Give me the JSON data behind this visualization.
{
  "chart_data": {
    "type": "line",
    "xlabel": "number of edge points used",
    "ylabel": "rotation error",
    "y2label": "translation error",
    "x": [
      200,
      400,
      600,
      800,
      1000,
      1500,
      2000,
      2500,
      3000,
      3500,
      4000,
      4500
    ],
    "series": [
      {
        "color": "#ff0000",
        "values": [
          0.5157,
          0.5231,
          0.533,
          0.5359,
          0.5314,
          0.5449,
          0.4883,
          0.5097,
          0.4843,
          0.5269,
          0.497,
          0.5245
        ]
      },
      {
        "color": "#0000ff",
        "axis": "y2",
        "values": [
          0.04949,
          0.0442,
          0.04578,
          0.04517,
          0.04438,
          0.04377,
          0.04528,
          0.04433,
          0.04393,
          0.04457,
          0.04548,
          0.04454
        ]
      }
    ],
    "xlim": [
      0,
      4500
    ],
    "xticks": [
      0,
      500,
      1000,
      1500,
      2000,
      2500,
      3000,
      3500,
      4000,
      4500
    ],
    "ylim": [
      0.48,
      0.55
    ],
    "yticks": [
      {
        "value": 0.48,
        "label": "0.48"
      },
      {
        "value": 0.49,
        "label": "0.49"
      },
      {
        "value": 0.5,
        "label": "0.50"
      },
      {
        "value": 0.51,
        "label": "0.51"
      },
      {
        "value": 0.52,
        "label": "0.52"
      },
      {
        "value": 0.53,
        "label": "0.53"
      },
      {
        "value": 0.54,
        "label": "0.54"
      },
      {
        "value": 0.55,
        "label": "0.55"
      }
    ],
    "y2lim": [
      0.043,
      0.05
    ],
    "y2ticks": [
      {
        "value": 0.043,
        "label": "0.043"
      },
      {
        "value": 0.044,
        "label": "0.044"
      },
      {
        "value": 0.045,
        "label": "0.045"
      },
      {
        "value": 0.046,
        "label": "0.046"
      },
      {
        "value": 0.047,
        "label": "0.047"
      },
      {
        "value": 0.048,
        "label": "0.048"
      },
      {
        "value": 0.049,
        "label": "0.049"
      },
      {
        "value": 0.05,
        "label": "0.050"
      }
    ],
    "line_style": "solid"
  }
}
▬▬▬
▶ Given instruction:
Pull out every line above that holds the word "error".

▶ Completed exercise:
    "ylabel": "rotation error",
    "y2label": "translation error",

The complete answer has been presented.